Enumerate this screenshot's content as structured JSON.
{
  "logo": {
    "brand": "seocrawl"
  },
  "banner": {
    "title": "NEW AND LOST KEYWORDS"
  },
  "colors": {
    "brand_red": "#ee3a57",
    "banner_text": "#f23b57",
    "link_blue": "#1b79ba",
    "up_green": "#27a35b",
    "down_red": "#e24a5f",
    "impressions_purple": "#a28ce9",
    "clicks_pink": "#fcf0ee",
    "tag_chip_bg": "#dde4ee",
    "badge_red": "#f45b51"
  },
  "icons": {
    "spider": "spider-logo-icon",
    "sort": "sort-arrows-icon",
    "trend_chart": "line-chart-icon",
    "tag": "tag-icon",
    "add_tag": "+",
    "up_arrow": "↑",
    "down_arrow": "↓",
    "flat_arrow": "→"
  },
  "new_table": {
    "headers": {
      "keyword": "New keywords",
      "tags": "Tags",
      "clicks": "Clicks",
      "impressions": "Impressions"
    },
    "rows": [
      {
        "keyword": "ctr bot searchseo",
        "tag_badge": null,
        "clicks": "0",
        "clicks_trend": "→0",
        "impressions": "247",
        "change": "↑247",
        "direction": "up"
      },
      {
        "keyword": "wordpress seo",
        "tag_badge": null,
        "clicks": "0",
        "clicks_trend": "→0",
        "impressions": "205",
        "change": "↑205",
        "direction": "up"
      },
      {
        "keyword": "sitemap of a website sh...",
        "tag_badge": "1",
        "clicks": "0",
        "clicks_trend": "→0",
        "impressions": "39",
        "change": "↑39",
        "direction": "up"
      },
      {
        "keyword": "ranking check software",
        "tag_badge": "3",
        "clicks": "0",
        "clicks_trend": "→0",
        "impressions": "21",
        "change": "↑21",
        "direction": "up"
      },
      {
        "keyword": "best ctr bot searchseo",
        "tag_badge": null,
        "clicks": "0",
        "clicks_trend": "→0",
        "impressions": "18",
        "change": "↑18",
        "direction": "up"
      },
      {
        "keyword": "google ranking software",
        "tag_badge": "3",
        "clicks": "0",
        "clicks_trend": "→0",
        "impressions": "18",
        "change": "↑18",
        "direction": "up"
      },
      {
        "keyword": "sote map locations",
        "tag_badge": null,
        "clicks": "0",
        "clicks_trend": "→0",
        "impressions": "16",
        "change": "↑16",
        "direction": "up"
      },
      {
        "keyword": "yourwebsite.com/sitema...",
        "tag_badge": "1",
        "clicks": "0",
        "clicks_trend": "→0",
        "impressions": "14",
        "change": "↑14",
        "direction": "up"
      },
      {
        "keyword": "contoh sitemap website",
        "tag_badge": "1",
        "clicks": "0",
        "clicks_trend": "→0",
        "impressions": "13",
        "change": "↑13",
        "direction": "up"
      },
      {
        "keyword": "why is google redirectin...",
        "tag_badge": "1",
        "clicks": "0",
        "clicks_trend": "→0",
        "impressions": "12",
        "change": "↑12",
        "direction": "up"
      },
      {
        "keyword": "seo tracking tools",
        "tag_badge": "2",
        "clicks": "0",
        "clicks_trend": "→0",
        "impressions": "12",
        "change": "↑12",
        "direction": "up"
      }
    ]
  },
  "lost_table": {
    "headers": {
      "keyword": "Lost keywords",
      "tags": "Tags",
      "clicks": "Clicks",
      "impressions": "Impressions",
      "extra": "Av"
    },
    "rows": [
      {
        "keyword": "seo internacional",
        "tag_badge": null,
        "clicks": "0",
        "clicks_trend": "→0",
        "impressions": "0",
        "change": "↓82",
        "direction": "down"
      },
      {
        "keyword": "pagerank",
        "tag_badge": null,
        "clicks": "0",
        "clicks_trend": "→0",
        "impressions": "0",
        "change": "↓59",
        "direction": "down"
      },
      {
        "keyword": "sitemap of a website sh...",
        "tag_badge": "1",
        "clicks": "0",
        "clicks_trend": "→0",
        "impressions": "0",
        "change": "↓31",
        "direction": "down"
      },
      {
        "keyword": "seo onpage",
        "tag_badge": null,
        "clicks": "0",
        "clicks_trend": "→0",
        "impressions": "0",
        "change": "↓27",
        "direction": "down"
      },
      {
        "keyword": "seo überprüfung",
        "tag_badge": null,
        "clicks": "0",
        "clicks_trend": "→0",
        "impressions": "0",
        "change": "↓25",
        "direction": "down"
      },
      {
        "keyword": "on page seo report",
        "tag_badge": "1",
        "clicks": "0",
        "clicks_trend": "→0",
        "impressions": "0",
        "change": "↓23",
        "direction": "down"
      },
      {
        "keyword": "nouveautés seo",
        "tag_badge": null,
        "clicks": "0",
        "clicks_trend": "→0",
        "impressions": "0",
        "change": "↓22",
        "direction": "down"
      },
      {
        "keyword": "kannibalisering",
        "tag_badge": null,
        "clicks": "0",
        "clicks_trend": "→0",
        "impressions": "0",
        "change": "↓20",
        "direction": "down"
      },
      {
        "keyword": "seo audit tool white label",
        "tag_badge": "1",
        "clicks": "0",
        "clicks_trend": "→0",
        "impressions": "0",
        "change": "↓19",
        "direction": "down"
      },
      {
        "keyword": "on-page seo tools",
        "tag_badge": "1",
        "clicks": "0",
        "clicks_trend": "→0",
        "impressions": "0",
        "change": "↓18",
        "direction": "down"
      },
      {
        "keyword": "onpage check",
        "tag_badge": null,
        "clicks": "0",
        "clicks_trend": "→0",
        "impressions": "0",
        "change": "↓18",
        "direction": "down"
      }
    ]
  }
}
■ ■ ■ ■
THE TASK – Counting only lines of the data above that hold "google", report the total and nothing else.

WRITTEN RESPONSE – 2